__What is being asked__: Copy out all lines in the data below containing the string "silikonu".

------------

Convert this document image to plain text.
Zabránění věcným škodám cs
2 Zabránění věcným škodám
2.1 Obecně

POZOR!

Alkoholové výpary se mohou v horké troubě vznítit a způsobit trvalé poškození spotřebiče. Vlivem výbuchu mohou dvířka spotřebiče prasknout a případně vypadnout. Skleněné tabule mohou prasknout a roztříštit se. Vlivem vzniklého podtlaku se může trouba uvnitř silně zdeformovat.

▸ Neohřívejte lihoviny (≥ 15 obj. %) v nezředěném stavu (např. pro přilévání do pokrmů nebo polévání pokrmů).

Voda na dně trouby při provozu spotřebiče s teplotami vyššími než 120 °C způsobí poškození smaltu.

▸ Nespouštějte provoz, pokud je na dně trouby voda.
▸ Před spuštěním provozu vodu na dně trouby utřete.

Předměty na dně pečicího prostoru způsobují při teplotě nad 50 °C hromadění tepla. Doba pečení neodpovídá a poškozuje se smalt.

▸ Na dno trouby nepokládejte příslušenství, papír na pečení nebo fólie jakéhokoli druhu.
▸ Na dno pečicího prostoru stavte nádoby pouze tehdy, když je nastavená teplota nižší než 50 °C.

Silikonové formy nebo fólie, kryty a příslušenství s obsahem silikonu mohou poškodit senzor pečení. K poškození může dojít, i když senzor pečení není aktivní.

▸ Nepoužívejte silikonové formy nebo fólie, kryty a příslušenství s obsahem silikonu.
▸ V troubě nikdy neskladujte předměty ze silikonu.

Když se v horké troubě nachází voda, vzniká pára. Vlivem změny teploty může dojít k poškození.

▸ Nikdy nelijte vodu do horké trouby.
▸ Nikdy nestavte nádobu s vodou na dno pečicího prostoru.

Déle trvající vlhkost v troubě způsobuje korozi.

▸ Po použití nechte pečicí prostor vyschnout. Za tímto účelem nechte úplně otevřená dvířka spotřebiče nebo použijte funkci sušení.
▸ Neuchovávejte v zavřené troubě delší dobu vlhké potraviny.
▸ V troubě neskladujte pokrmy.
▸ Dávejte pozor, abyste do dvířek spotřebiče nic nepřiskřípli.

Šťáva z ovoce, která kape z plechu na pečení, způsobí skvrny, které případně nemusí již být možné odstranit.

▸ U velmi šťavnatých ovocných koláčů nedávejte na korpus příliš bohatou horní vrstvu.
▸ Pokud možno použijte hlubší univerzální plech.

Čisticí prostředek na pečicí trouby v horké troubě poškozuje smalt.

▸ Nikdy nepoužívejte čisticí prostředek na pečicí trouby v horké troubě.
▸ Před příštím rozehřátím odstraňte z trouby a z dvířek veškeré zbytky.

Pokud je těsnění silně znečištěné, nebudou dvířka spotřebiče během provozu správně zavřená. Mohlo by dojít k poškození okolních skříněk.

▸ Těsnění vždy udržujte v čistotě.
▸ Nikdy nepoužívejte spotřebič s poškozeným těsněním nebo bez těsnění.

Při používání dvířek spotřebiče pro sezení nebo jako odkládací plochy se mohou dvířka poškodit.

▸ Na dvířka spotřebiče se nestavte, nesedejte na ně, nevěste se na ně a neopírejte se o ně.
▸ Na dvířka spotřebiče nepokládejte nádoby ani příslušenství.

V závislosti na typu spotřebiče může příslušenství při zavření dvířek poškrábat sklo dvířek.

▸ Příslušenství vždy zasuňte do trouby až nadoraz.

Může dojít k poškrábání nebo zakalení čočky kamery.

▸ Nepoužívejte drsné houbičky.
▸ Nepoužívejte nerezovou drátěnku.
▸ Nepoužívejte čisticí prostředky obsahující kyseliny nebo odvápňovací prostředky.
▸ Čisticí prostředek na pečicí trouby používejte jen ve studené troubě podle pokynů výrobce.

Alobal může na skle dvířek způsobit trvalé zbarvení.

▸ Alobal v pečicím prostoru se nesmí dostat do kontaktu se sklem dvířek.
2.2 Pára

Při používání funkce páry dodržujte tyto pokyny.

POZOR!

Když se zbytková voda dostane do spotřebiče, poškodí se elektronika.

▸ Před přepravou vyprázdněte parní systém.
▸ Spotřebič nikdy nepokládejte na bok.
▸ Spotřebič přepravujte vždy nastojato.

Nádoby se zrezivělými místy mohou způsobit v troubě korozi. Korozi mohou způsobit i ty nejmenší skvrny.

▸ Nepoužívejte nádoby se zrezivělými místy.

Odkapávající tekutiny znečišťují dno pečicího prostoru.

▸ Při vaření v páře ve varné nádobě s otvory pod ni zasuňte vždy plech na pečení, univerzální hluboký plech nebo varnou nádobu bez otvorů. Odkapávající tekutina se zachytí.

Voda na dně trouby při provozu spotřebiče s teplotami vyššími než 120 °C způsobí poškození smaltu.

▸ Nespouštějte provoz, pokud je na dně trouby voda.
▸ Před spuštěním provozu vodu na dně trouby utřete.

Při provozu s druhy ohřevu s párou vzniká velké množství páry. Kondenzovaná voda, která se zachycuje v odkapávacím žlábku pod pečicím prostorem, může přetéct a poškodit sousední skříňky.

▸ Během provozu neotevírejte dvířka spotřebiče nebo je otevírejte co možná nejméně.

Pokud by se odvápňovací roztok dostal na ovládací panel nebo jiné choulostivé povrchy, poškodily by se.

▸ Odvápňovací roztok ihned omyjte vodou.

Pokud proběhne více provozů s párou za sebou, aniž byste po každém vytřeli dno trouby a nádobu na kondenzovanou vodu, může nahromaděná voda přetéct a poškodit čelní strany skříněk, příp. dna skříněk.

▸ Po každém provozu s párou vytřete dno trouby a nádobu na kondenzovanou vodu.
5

------------

__Output for this task__:
Silikonové formy nebo fólie, kryty a příslušenství s obsahem silikonu mohou poškodit senzor pečení. K poškození může dojít, i když senzor pečení není aktivní.
▸ Nepoužívejte silikonové formy nebo fólie, kryty a příslušenství s obsahem silikonu.
▸ V troubě nikdy neskladujte předměty ze silikonu.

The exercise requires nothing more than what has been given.